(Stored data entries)
START

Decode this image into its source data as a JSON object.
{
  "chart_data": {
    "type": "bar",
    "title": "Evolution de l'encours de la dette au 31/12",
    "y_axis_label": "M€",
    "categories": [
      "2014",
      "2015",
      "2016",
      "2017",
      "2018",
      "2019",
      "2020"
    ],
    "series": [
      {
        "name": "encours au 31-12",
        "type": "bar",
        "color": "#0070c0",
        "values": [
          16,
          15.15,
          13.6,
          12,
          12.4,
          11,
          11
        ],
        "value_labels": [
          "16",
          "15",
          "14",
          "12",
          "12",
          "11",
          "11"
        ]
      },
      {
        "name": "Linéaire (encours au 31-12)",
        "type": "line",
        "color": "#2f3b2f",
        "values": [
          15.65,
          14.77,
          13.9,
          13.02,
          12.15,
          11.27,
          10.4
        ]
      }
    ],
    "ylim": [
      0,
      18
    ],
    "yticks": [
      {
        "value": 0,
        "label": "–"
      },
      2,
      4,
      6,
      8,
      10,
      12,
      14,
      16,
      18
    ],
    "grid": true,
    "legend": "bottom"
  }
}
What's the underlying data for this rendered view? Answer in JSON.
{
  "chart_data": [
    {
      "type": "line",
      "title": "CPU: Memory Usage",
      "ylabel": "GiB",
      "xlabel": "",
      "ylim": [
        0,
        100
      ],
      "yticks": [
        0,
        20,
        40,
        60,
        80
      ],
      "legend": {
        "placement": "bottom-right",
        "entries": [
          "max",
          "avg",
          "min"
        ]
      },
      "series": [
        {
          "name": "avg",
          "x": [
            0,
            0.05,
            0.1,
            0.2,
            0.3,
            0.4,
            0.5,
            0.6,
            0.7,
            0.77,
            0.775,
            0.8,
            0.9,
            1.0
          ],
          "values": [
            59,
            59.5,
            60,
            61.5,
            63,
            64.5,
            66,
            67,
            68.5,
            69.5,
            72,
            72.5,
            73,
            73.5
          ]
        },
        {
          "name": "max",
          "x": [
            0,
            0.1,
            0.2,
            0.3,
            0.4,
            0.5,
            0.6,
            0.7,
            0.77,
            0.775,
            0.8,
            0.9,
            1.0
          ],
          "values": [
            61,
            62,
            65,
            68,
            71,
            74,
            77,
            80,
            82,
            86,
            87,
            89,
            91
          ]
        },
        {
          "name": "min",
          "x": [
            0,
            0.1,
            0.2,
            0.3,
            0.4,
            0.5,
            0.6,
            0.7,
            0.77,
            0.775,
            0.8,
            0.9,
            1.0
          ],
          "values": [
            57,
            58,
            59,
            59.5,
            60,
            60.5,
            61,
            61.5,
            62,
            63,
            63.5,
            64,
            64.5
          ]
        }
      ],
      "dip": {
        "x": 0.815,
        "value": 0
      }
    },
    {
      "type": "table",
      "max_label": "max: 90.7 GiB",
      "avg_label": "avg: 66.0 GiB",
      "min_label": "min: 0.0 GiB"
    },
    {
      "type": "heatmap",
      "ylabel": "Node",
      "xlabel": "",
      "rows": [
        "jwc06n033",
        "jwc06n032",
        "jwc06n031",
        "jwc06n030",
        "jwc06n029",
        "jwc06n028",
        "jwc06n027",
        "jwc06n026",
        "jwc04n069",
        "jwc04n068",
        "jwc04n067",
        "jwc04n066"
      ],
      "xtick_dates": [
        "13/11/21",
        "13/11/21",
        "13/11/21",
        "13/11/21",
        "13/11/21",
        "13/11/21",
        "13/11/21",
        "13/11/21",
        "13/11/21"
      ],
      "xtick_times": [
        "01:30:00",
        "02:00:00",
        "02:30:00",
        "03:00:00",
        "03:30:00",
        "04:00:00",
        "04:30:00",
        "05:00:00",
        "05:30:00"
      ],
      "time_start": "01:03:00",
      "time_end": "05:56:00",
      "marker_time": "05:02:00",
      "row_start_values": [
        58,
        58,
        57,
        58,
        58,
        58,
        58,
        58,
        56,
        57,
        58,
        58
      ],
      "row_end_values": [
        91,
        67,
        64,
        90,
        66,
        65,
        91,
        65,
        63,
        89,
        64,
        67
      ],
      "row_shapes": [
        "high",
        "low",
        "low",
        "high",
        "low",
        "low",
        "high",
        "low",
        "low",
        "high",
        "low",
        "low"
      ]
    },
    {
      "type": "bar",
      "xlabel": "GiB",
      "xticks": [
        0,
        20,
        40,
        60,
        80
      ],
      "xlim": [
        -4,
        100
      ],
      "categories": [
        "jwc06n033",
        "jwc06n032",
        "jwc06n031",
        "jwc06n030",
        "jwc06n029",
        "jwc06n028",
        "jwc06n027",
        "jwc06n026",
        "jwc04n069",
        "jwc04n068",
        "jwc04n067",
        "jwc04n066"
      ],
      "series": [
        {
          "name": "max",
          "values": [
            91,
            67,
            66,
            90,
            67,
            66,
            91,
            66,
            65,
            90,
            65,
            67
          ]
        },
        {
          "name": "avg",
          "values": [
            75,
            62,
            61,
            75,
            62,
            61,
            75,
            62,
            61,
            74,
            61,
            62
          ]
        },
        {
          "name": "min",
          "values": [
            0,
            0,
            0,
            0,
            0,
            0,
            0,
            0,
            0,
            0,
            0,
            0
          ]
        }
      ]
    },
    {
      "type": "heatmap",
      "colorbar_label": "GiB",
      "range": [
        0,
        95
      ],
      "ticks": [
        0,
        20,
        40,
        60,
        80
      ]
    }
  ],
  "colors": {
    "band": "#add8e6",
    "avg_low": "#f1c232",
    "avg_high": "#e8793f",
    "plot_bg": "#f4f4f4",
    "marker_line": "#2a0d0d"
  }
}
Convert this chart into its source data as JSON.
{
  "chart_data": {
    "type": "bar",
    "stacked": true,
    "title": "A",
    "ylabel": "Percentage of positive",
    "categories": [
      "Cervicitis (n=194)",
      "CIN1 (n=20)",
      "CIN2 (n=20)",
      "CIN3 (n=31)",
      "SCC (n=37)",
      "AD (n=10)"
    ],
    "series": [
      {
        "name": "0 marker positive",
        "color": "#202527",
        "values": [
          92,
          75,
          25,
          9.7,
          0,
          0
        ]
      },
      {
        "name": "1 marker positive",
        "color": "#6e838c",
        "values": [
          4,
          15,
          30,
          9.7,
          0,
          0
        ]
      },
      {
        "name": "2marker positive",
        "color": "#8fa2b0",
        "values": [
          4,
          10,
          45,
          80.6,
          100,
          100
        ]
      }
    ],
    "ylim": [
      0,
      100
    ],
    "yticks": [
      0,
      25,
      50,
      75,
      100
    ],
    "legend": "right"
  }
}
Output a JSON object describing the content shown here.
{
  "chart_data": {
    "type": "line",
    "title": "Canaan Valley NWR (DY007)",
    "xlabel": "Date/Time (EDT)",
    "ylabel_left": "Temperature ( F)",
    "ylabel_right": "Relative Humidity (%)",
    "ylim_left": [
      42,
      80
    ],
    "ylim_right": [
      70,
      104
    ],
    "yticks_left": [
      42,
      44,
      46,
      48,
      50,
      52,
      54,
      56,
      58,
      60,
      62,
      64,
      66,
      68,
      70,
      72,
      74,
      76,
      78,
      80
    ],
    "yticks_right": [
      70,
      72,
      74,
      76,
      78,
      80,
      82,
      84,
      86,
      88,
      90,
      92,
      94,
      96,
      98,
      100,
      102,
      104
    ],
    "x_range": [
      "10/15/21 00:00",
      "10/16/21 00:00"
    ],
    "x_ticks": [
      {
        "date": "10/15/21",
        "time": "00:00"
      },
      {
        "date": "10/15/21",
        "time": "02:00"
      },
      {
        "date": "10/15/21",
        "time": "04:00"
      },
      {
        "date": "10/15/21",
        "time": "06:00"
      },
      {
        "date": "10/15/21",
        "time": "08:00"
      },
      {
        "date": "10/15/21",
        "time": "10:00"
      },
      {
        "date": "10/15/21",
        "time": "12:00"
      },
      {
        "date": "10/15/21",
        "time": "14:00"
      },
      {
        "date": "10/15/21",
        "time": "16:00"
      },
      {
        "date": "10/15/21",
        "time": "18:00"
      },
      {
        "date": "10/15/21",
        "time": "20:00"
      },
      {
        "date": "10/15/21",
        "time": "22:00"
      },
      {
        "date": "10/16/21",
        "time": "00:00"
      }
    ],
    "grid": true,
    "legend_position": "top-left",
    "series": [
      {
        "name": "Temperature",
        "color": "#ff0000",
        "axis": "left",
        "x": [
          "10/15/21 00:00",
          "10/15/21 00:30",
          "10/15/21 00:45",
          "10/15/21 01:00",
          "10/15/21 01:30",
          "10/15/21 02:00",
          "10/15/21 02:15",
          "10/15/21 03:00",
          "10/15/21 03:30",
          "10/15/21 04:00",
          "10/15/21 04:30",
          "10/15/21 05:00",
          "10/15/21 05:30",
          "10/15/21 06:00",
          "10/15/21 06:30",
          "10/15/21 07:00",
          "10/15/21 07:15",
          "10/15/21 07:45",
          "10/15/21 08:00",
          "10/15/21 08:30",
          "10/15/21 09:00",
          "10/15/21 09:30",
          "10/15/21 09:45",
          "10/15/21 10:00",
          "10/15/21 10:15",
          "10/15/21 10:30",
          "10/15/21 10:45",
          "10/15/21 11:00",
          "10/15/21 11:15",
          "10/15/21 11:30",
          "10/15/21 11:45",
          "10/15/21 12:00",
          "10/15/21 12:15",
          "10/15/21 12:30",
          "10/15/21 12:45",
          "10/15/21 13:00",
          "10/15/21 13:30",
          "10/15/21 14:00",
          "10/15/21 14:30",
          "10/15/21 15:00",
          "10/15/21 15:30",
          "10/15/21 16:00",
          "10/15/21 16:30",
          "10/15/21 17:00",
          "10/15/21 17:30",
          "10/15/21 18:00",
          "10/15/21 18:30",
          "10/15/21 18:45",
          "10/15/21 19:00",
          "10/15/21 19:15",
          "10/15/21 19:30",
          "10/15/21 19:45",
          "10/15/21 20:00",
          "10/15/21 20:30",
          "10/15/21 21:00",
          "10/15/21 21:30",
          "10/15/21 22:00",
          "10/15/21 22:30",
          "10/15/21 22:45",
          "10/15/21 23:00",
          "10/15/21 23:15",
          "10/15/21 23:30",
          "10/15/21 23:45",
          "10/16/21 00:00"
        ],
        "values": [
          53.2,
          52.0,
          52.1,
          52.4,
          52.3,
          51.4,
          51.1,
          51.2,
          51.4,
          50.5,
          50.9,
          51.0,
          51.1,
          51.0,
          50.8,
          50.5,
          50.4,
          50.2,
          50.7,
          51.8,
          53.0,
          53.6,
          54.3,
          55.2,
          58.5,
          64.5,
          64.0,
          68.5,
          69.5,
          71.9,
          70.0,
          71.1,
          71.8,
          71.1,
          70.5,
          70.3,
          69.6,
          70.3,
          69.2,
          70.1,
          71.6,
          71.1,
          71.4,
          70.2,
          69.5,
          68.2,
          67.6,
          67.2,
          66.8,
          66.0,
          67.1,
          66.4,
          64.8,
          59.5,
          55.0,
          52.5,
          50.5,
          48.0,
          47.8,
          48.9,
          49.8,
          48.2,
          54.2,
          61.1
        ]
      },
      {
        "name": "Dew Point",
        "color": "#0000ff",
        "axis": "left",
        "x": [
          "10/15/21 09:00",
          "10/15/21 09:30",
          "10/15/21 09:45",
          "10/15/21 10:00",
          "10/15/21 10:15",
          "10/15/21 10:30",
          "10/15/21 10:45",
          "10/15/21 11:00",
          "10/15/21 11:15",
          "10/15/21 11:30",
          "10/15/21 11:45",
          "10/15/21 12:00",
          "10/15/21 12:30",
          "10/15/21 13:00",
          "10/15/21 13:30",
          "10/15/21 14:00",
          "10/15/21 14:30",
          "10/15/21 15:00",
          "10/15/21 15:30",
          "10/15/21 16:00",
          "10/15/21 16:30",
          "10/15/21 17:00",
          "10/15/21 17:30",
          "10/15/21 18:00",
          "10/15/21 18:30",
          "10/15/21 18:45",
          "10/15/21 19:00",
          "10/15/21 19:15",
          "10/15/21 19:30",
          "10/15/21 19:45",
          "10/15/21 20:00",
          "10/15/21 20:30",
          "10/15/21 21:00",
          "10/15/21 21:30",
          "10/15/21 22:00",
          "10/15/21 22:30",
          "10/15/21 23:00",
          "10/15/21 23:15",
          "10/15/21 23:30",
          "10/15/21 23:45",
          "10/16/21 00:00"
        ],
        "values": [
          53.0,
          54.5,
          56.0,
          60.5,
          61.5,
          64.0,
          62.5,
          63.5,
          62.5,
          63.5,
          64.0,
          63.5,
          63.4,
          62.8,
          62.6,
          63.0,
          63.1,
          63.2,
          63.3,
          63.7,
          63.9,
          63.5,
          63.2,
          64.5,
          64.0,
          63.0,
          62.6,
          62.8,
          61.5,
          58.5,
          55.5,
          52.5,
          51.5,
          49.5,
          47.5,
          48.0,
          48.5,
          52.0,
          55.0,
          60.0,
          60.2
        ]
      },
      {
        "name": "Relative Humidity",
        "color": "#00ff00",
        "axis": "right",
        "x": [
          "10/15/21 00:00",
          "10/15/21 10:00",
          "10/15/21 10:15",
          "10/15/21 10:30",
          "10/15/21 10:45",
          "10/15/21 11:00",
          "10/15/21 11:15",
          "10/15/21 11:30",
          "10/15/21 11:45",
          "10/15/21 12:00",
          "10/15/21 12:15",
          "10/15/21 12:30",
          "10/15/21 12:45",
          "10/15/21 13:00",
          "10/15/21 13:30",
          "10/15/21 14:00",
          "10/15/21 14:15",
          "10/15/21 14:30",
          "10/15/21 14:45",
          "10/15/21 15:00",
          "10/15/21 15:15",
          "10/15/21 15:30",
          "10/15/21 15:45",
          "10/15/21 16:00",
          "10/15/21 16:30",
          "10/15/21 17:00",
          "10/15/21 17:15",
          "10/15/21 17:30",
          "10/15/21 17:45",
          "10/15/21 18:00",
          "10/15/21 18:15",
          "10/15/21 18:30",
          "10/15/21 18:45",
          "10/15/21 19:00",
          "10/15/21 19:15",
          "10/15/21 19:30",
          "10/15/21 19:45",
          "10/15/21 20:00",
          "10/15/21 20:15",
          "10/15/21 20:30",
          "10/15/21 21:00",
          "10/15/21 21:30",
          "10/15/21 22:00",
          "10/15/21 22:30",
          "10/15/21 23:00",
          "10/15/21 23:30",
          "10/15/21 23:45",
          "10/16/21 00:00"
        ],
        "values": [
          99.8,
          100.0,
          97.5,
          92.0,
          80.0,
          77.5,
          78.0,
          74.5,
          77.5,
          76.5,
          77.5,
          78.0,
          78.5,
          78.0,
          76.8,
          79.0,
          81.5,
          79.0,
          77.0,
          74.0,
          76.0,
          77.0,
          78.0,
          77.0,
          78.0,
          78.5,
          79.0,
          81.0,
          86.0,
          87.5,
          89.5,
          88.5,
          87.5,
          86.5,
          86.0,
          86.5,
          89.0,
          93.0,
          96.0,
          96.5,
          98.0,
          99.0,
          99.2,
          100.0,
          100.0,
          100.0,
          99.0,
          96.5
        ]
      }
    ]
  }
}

END

**Task instructions**
Pull out every line of the records above that contains the word "object".

**Reply**
Decode this image into its source data as a JSON object.
Output a JSON object describing the content shown here.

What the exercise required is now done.